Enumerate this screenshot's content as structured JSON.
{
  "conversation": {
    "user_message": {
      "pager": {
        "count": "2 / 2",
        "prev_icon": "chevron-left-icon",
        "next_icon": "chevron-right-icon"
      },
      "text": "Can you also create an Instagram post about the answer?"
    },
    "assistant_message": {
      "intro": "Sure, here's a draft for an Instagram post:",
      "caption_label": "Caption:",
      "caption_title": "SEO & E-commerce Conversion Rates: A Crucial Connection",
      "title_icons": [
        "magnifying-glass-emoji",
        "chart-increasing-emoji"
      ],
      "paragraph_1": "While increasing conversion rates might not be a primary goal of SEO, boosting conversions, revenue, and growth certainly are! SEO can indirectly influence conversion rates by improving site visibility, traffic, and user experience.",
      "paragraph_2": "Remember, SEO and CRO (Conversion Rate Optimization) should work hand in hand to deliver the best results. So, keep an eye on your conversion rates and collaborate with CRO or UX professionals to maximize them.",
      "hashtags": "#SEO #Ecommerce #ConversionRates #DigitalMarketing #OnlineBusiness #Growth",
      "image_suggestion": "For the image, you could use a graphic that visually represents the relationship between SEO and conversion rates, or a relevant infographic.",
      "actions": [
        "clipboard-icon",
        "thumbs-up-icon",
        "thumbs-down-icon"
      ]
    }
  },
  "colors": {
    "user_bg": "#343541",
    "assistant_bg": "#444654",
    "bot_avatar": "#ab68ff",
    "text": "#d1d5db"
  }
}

......

→ Stated task
Your task is to retype all of the records exactly.

→ Response below
Enumerate this screenshot's content as structured JSON.
{
  "conversation": {
    "user_message": {
      "pager": {
        "count": "2 / 2",
        "prev_icon": "chevron-left-icon",
        "next_icon": "chevron-right-icon"
      },
      "text": "Can you also create an Instagram post about the answer?"
    },
    "assistant_message": {
      "intro": "Sure, here's a draft for an Instagram post:",
      "caption_label": "Caption:",
      "caption_title": "SEO & E-commerce Conversion Rates: A Crucial Connection",
      "title_icons": [
        "magnifying-glass-emoji",
        "chart-increasing-emoji"
      ],
      "paragraph_1": "While increasing conversion rates might not be a primary goal of SEO, boosting conversions, revenue, and growth certainly are! SEO can indirectly influence conversion rates by improving site visibility, traffic, and user experience.",
      "paragraph_2": "Remember, SEO and CRO (Conversion Rate Optimization) should work hand in hand to deliver the best results. So, keep an eye on your conversion rates and collaborate with CRO or UX professionals to maximize them.",
      "hashtags": "#SEO #Ecommerce #ConversionRates #DigitalMarketing #OnlineBusiness #Growth",
      "image_suggestion": "For the image, you could use a graphic that visually represents the relationship between SEO and conversion rates, or a relevant infographic.",
      "actions": [
        "clipboard-icon",
        "thumbs-up-icon",
        "thumbs-down-icon"
      ]
    }
  },
  "colors": {
    "user_bg": "#343541",
    "assistant_bg": "#444654",
    "bot_avatar": "#ab68ff",
    "text": "#d1d5db"
  }
}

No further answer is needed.